--- BEGIN Text shown ---

Like A Virgin In Paris
When Lief and I made our plan to spend 10 weeks working from our little office in Paris this summer, we had a realization:
Ten weeks is a long time to be away from our base of operations in Panama City.
Lest we begin to feel disconnected and detached, we decided to invite key members of our management team to come join us. First, last month, Conference Director Valentine… followed by Associate Publisher Ines and Web Marketing Manager Mark…
Then, to help keep the conversation lively, we asked a writer-friend from Ireland if she would come hang out with us in Montmartre for a few days. Now, this week, we await the arrival of CFO April and Los Islotes Sales Manager Peg…
Eager to be a good hostess, I have made a list of must-sees and -dos in the City of Light.
Here is my bucket list for Paris virgins… seven things I want to be sure our visitors experience during their stays…
#1: Notre-Dame de Paris
Our Lady of Paris Cathedral is on everyone’s top-sights-in-Paris list. You should see this iconic Gothic church from the parvis in front, you should tour inside, and you should climb the 387 stone steps of the narrow staircase to appreciate the structure’s famous gargoyles up close.
However, my favorite way to see Notre-Dame is from behind. Travel the Quai de la Tournelle to the Pont de l’Archevêché, then turn around and look across the Seine for the most romantic perspective of one of history’s greatest architectural achievements.

--- END Text shown ---
--- BEGIN Recorded information ---

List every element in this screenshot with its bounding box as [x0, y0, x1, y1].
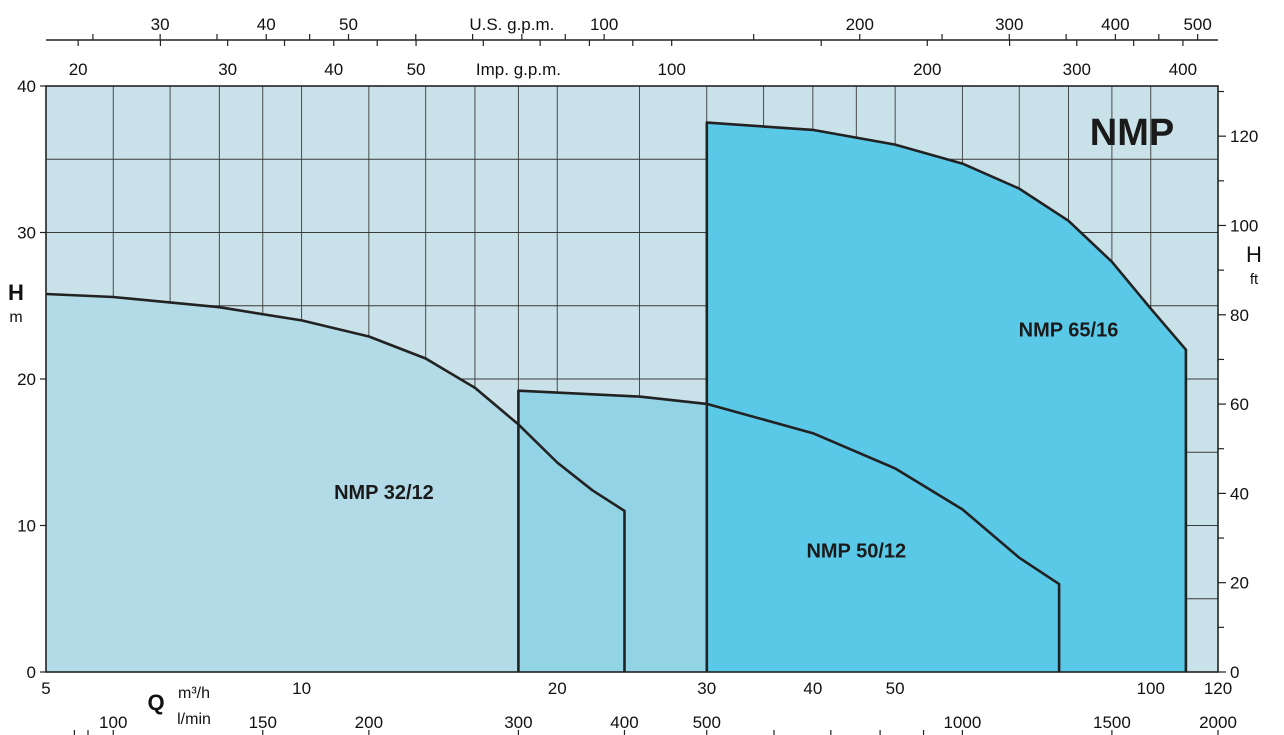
- y-right-tick-label: 60: [1230, 395, 1249, 414]
- x-usgpm-tick-label: 200: [846, 15, 874, 34]
- series-label-1: NMP 32/12: [334, 482, 434, 504]
- y-right-tick-label: 0: [1230, 663, 1239, 682]
- x-lmin-tick-label: 500: [693, 713, 721, 732]
- x-m3h-tick-label: 20: [548, 679, 567, 698]
- x-m3h-tick-label: 5: [41, 679, 50, 698]
- series-curves: [45, 121, 1188, 672]
- x-impgpm-tick-label: 30: [218, 60, 237, 79]
- x-m3h-tick-label: 120: [1204, 679, 1232, 698]
- x-impgpm-tick-label: 200: [913, 60, 941, 79]
- x-lmin-tick-label: 400: [610, 713, 638, 732]
- x-m3h-tick-label: 10: [292, 679, 311, 698]
- x-lmin-tick-label: 1000: [943, 713, 981, 732]
- x-lmin-tick-label: 200: [355, 713, 383, 732]
- series-area-3: [706, 122, 1186, 673]
- x-unit-lmin: l/min: [177, 711, 211, 728]
- y-right-symbol: H: [1246, 242, 1262, 267]
- x-usgpm-tick-label: 30: [151, 15, 170, 34]
- x-unit-m3h: m³/h: [178, 685, 210, 702]
- series-area-1: [46, 294, 625, 672]
- x-impgpm-tick-label: 300: [1063, 60, 1091, 79]
- x-usgpm-tick-label: 100: [590, 15, 618, 34]
- y-left-tick-label: 40: [17, 77, 36, 96]
- y-left-tick-label: 10: [17, 517, 36, 536]
- series-label-3: NMP 65/16: [1019, 320, 1119, 342]
- x-impgpm-tick-label: 50: [407, 60, 426, 79]
- series-areas: [46, 122, 1186, 673]
- x-impgpm-tick-label: 400: [1169, 60, 1197, 79]
- x-impgpm-name: Imp. g.p.m.: [476, 60, 561, 79]
- x-usgpm-tick-label: 50: [339, 15, 358, 34]
- series-label-2: NMP 50/12: [806, 541, 906, 563]
- x-lmin-tick-label: 150: [249, 713, 277, 732]
- x-symbol: Q: [147, 690, 164, 715]
- y-left-tick-label: 20: [17, 370, 36, 389]
- y-right-tick-label: 120: [1230, 127, 1258, 146]
- series-labels: NMP 32/12 NMP 50/12 NMP 65/16: [334, 320, 1118, 563]
- y-right-tick-label: 80: [1230, 306, 1249, 325]
- x-impgpm-tick-label: 40: [324, 60, 343, 79]
- x-lmin-tick-label: 1500: [1093, 713, 1131, 732]
- y-left-symbol: H: [8, 280, 24, 305]
- x-usgpm-tick-label: 300: [995, 15, 1023, 34]
- y-right-tick-label: 40: [1230, 484, 1249, 503]
- series-curve-1: [45, 292, 626, 672]
- x-usgpm-name: U.S. g.p.m.: [469, 15, 554, 34]
- y-right-tick-label: 100: [1230, 216, 1258, 235]
- x-lmin-tick-label: 300: [504, 713, 532, 732]
- chart-title: NMP: [1090, 112, 1174, 154]
- x-m3h-tick-label: 40: [803, 679, 822, 698]
- y-left-tick-label: 30: [17, 224, 36, 243]
- x-usgpm-tick-label: 400: [1101, 15, 1129, 34]
- series-curve-2: [517, 389, 1061, 672]
- series-curve-3: [705, 121, 1188, 672]
- y-left-unit: m: [9, 309, 22, 326]
- x-m3h-tick-label: 100: [1137, 679, 1165, 698]
- x-usgpm-tick-label: 500: [1183, 15, 1211, 34]
- x-impgpm-tick-label: 100: [657, 60, 685, 79]
- y-right-unit: ft: [1250, 271, 1259, 288]
- x-lmin-tick-label: 2000: [1199, 713, 1237, 732]
- x-m3h-tick-label: 30: [697, 679, 716, 698]
- axes: 0 10 20 30 40 Hm 0 20 40 60 80 100 120 Hft 5 10 20 30 40 50…: [8, 15, 1262, 735]
- y-right-tick-label: 20: [1230, 574, 1249, 593]
- x-lmin-tick-label: 100: [99, 713, 127, 732]
- x-usgpm-tick-label: 40: [257, 15, 276, 34]
- y-left-tick-label: 0: [27, 663, 36, 682]
- x-m3h-tick-label: 50: [886, 679, 905, 698]
- x-impgpm-tick-label: 20: [69, 60, 88, 79]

--- END Recorded information ---

### Problem set
(1) In the Paris passage, how many stone steps must a visitor climb to see the gargoyles of Notre-Dame up close?
(2) Decide whether each statement agrees with the Paris passage. Answer yes or no for each, and quote the words that decide it.
(a) The plan was to spend 10 weeks working from an office in Paris.
(b) The writer-friend invited to Montmartre came from Panama City.
(c) The author's favorite view of Notre-Dame is from the parvis in front.
(3) Extend the Paris passage past its last sentence, writing on in the same style.

### Responses by task
(1) 387

(2)
(a) Yes: "spend 10 weeks working from our little office in Paris this summer"
(b) No: "a writer-friend from Ireland"
(c) No: "my favorite way to see Notre-Dame is from behind"

(3)
My favorite Notre-Dame experience, though, is cathedral-adjacent…
I’m speaking of a picnic on the Square du Vert-Galant.
Some of my best Sunday afternoons in Paris have been spent on a blanket in this little park with a few friends, a bottle of sparkling wine, a loaf of baguette, a wheel of brie, and Notre-Dame just a few skips away…
#2: Musée Carnavalet
My pick for best museum in Paris, Carnavalet is a museum on Paris. Occupying two mansions in the Marais district, the Hôtel Carnavalet and the former Hôtel Le Peletier de Saint-Fargeau, it’s not only what’s housed in these 100 or so rooms, it’s also the rooms themselves that are worth seeing. This is an architectural and an historic treasure that also feels like a decorator’s show house, showing off the best of art and interior design from the 17th to the 20th centuries.
Allow time to enjoy the gardens, too, as well as the surrounding neighborhood, which is lively and full of local color.
Should you be in the city as a new expat rather than a tourist, note that the best place in Paris to shop for white china is just down the street from the Carnavalet. You’ll find La Vaissellerie at 92 rue Saint-Antoine.
Bonus trivia: While most Paris museums have free days every week or month, admission to the Carnavalet is free every day.
#3: Place des Vosges
This is the oldest planned square in Paris, the first formal development in history, and the prototype of all European city squares to come.
If you appreciate classic architecture, you’ll delight in an afternoon stroll beneath the vaulted arcades of the Place des Vosges.
When we lived in Paris, I would meet a dear friend, a Parisian architect, here often. We’d take a table outside at La Place Royale, where we’d sit sipping champagne and watching the Parisian passersby while François would remind me of the history of this special spot.
#4: The Louvre (and its gardens)
If you’re going to tour the museum itself, engage a private guide. This is one of the world’s biggest museums, displaying 70,000 works of art across 650,000 square feet of gallery space.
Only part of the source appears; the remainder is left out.